*Set task*:
Look through the listing for the word "Bounds". Copy each line that has it.

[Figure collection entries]
>> begin

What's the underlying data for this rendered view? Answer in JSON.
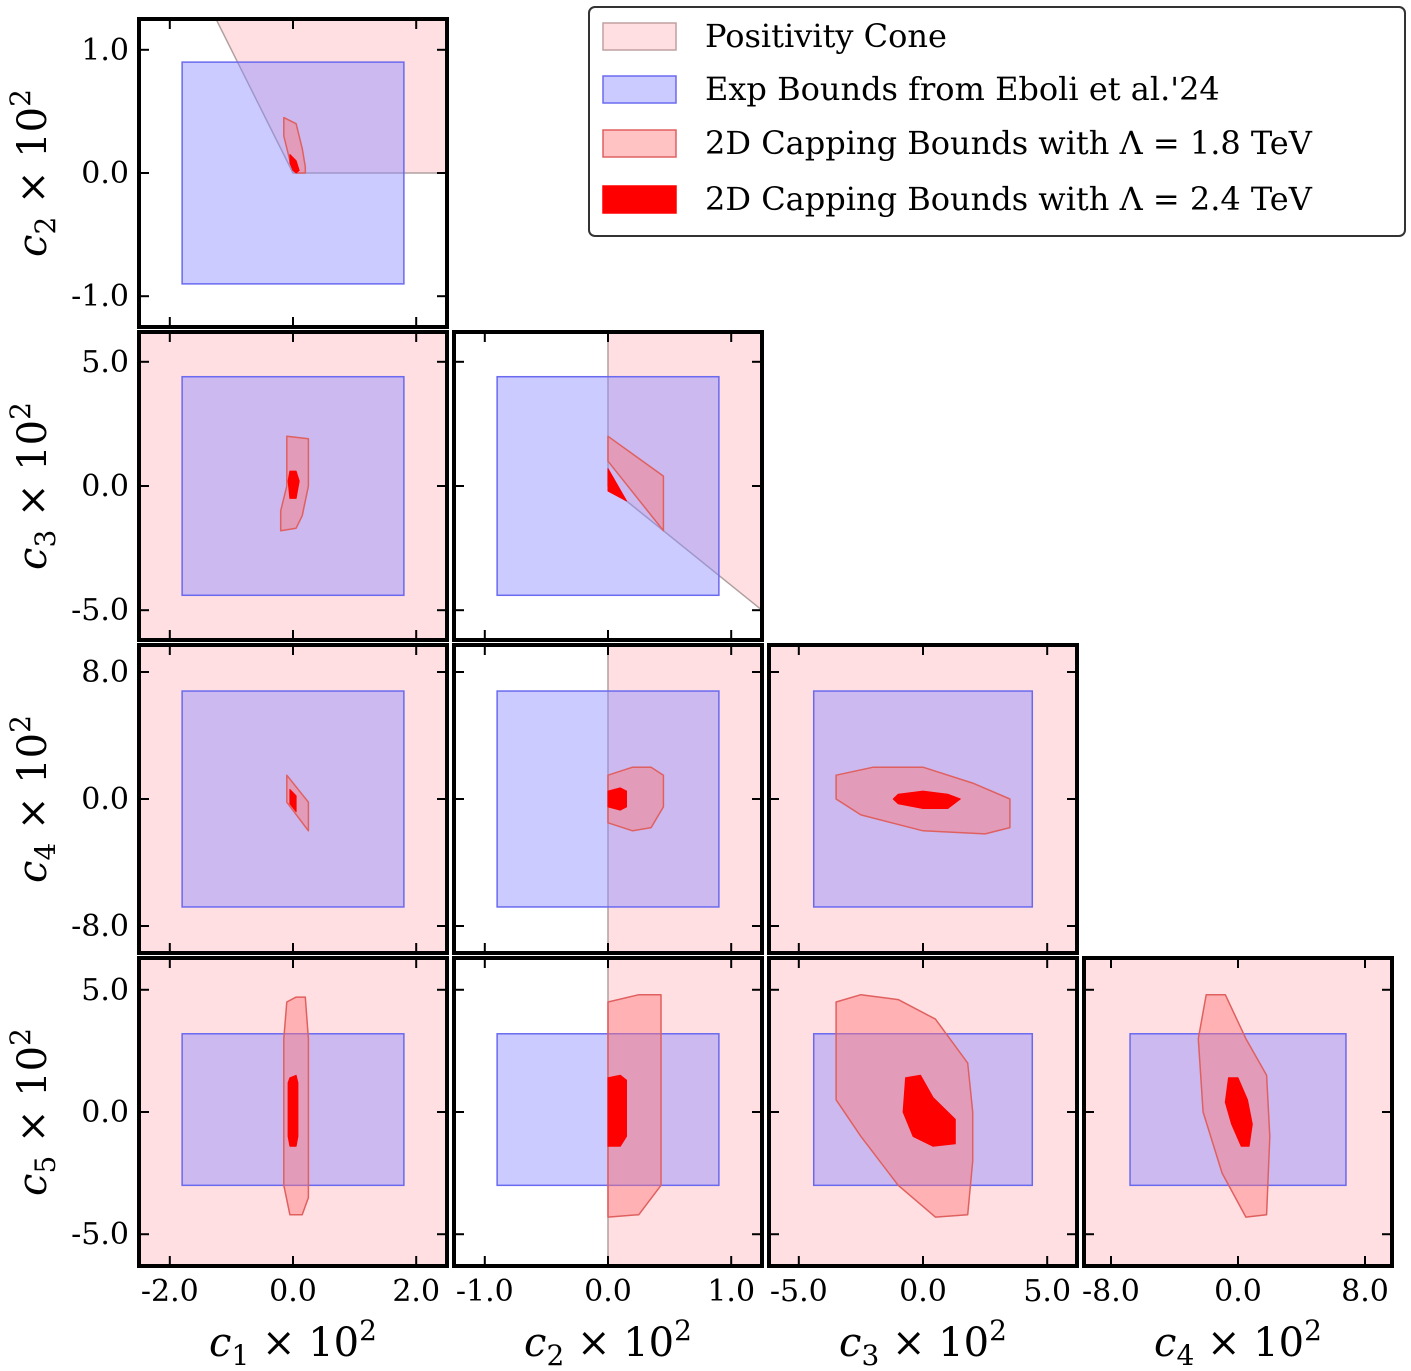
{
  "chart_data": {
    "type": "corner",
    "legend": {
      "placement": "top-right",
      "entries": [
        {
          "label": "Positivity Cone",
          "fill": "#ffc0c6",
          "alpha": 0.5,
          "edge": "#c0a0a0"
        },
        {
          "label": "Exp Bounds from Eboli et al.'24",
          "fill": "#8c8cff",
          "alpha": 0.45,
          "edge": "#6a6af0"
        },
        {
          "label": "2D Capping Bounds with Λ = 1.8 TeV",
          "fill": "#ff7a7a",
          "alpha": 0.45,
          "edge": "#e06060"
        },
        {
          "label": "2D Capping Bounds with Λ = 2.4 TeV",
          "fill": "#ff0000",
          "alpha": 1,
          "edge": "#ff0000"
        }
      ]
    },
    "parameters": [
      {
        "name": "c1",
        "sub": "1",
        "range": [
          -2.5,
          2.5
        ],
        "exp": [
          -1.8,
          1.8
        ],
        "ticks": [
          -2.0,
          0.0,
          2.0
        ],
        "tick_labels": [
          "-2.0",
          "0.0",
          "2.0"
        ]
      },
      {
        "name": "c2",
        "sub": "2",
        "range": [
          -1.25,
          1.25
        ],
        "exp": [
          -0.9,
          0.9
        ],
        "ticks": [
          -1.0,
          0.0,
          1.0
        ],
        "tick_labels": [
          "-1.0",
          "0.0",
          "1.0"
        ]
      },
      {
        "name": "c3",
        "sub": "3",
        "range": [
          -6.2,
          6.2
        ],
        "exp": [
          -4.4,
          4.4
        ],
        "ticks": [
          -5.0,
          0.0,
          5.0
        ],
        "tick_labels": [
          "-5.0",
          "0.0",
          "5.0"
        ]
      },
      {
        "name": "c4",
        "sub": "4",
        "range": [
          -9.7,
          9.7
        ],
        "exp": [
          -6.8,
          6.8
        ],
        "ticks": [
          -8.0,
          0.0,
          8.0
        ],
        "tick_labels": [
          "-8.0",
          "0.0",
          "8.0"
        ]
      },
      {
        "name": "c5",
        "sub": "5",
        "range": [
          -6.3,
          6.3
        ],
        "exp": [
          -3.0,
          3.2
        ],
        "ticks": [
          -5.0,
          0.0,
          5.0
        ],
        "tick_labels": [
          "-5.0",
          "0.0",
          "5.0"
        ]
      }
    ],
    "axis_label_base": "c",
    "axis_label_suffix": "× 10",
    "axis_label_power": "2",
    "panels": [
      {
        "x": 0,
        "y": 1,
        "cone": [
          [
            -1.25,
            1.25
          ],
          [
            2.5,
            1.25
          ],
          [
            2.5,
            0
          ],
          [
            0,
            0
          ]
        ],
        "c18": [
          [
            -0.15,
            0.45
          ],
          [
            0.05,
            0.4
          ],
          [
            0.15,
            0.2
          ],
          [
            0.2,
            0.05
          ],
          [
            0.2,
            0
          ],
          [
            0.05,
            0
          ],
          [
            -0.05,
            0.1
          ],
          [
            -0.15,
            0.3
          ]
        ],
        "c24": [
          [
            -0.05,
            0.15
          ],
          [
            0.05,
            0.1
          ],
          [
            0.1,
            0.02
          ],
          [
            0.05,
            0
          ],
          [
            0,
            0.02
          ],
          [
            -0.05,
            0.08
          ]
        ]
      },
      {
        "x": 0,
        "y": 2,
        "cone": "full",
        "c18": [
          [
            -0.1,
            2.0
          ],
          [
            0.25,
            1.9
          ],
          [
            0.25,
            0
          ],
          [
            0.15,
            -1.2
          ],
          [
            0.05,
            -1.7
          ],
          [
            -0.2,
            -1.8
          ],
          [
            -0.2,
            -1.0
          ],
          [
            -0.1,
            0
          ]
        ],
        "c24": [
          [
            -0.05,
            0.6
          ],
          [
            0.05,
            0.6
          ],
          [
            0.1,
            0.2
          ],
          [
            0.05,
            -0.5
          ],
          [
            -0.05,
            -0.5
          ],
          [
            -0.08,
            0.2
          ]
        ]
      },
      {
        "x": 1,
        "y": 2,
        "cone": [
          [
            0,
            6.2
          ],
          [
            1.25,
            6.2
          ],
          [
            1.25,
            -5.0
          ],
          [
            0,
            0
          ]
        ],
        "c18": [
          [
            0,
            2.0
          ],
          [
            0.45,
            0.4
          ],
          [
            0.45,
            -1.8
          ],
          [
            0,
            1.0
          ]
        ],
        "c24": [
          [
            0,
            0.7
          ],
          [
            0.15,
            -0.6
          ],
          [
            0,
            -0.2
          ]
        ]
      },
      {
        "x": 0,
        "y": 3,
        "cone": "full",
        "c18": [
          [
            -0.1,
            1.5
          ],
          [
            0.25,
            -0.2
          ],
          [
            0.25,
            -2.0
          ],
          [
            -0.1,
            -0.2
          ]
        ],
        "c24": [
          [
            -0.05,
            0.6
          ],
          [
            0.05,
            0.2
          ],
          [
            0.05,
            -0.8
          ],
          [
            -0.05,
            -0.3
          ]
        ]
      },
      {
        "x": 1,
        "y": 3,
        "cone": [
          [
            0,
            9.7
          ],
          [
            1.25,
            9.7
          ],
          [
            1.25,
            -9.7
          ],
          [
            0,
            -9.7
          ]
        ],
        "c18": [
          [
            0,
            1.5
          ],
          [
            0.2,
            2.0
          ],
          [
            0.35,
            2.0
          ],
          [
            0.45,
            1.5
          ],
          [
            0.45,
            -0.5
          ],
          [
            0.35,
            -1.8
          ],
          [
            0.2,
            -2.0
          ],
          [
            0,
            -1.5
          ]
        ],
        "c24": [
          [
            0,
            0.5
          ],
          [
            0.1,
            0.7
          ],
          [
            0.15,
            0.5
          ],
          [
            0.15,
            -0.5
          ],
          [
            0.1,
            -0.7
          ],
          [
            0,
            -0.5
          ]
        ]
      },
      {
        "x": 2,
        "y": 3,
        "cone": "full",
        "c18": [
          [
            -3.5,
            1.5
          ],
          [
            -2.0,
            2.0
          ],
          [
            0,
            2.0
          ],
          [
            2.0,
            1.0
          ],
          [
            3.5,
            0
          ],
          [
            3.5,
            -1.8
          ],
          [
            2.5,
            -2.2
          ],
          [
            0,
            -2.0
          ],
          [
            -2.5,
            -1.0
          ],
          [
            -3.5,
            0
          ]
        ],
        "c24": [
          [
            -1.0,
            0.3
          ],
          [
            0,
            0.5
          ],
          [
            1.0,
            0.3
          ],
          [
            1.5,
            0
          ],
          [
            1.0,
            -0.6
          ],
          [
            0,
            -0.6
          ],
          [
            -1.0,
            -0.3
          ],
          [
            -1.2,
            0
          ]
        ]
      },
      {
        "x": 0,
        "y": 4,
        "cone": "full",
        "c18": [
          [
            -0.1,
            4.5
          ],
          [
            0.05,
            4.7
          ],
          [
            0.2,
            4.7
          ],
          [
            0.25,
            3.0
          ],
          [
            0.25,
            -3.5
          ],
          [
            0.15,
            -4.2
          ],
          [
            -0.05,
            -4.2
          ],
          [
            -0.15,
            -3.0
          ],
          [
            -0.15,
            3.0
          ]
        ],
        "c24": [
          [
            -0.05,
            1.4
          ],
          [
            0.05,
            1.5
          ],
          [
            0.08,
            1.2
          ],
          [
            0.08,
            -1.0
          ],
          [
            0.05,
            -1.4
          ],
          [
            -0.05,
            -1.4
          ],
          [
            -0.08,
            -1.0
          ],
          [
            -0.08,
            1.2
          ]
        ]
      },
      {
        "x": 1,
        "y": 4,
        "cone": [
          [
            0,
            6.3
          ],
          [
            1.25,
            6.3
          ],
          [
            1.25,
            -6.3
          ],
          [
            0,
            -6.3
          ]
        ],
        "c18": [
          [
            0,
            4.5
          ],
          [
            0.25,
            4.8
          ],
          [
            0.43,
            4.8
          ],
          [
            0.43,
            -3.0
          ],
          [
            0.25,
            -4.2
          ],
          [
            0,
            -4.3
          ]
        ],
        "c24": [
          [
            0,
            1.4
          ],
          [
            0.1,
            1.5
          ],
          [
            0.15,
            1.3
          ],
          [
            0.15,
            -1.0
          ],
          [
            0.1,
            -1.4
          ],
          [
            0,
            -1.4
          ]
        ]
      },
      {
        "x": 2,
        "y": 4,
        "cone": "full",
        "c18": [
          [
            -3.5,
            4.5
          ],
          [
            -2.5,
            4.8
          ],
          [
            -1.0,
            4.6
          ],
          [
            0.5,
            3.8
          ],
          [
            1.8,
            2.0
          ],
          [
            2.0,
            0
          ],
          [
            2.0,
            -2.0
          ],
          [
            1.8,
            -4.2
          ],
          [
            0.5,
            -4.3
          ],
          [
            -1.0,
            -3.0
          ],
          [
            -2.5,
            -1.0
          ],
          [
            -3.5,
            0.5
          ]
        ],
        "c24": [
          [
            -0.7,
            1.4
          ],
          [
            -0.1,
            1.5
          ],
          [
            0.4,
            0.6
          ],
          [
            1.3,
            -0.3
          ],
          [
            1.3,
            -1.3
          ],
          [
            0.4,
            -1.4
          ],
          [
            -0.4,
            -1.0
          ],
          [
            -0.8,
            0
          ]
        ]
      },
      {
        "x": 3,
        "y": 4,
        "cone": "full",
        "c18": [
          [
            -2.0,
            4.8
          ],
          [
            -0.8,
            4.8
          ],
          [
            0.5,
            3.0
          ],
          [
            1.8,
            1.5
          ],
          [
            2.0,
            -1.0
          ],
          [
            1.8,
            -4.2
          ],
          [
            0.5,
            -4.3
          ],
          [
            -1.0,
            -2.5
          ],
          [
            -2.2,
            0
          ],
          [
            -2.5,
            3.0
          ]
        ],
        "c24": [
          [
            -0.6,
            1.4
          ],
          [
            0,
            1.4
          ],
          [
            0.6,
            0.5
          ],
          [
            0.9,
            -0.5
          ],
          [
            0.7,
            -1.4
          ],
          [
            0.2,
            -1.4
          ],
          [
            -0.4,
            -0.5
          ],
          [
            -0.8,
            0.4
          ]
        ]
      }
    ]
  }
}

>> end

*Full solution*:
          "label": "Exp Bounds from Eboli et al.'24",
          "label": "2D Capping Bounds with Λ = 1.8 TeV",
          "label": "2D Capping Bounds with Λ = 2.4 TeV",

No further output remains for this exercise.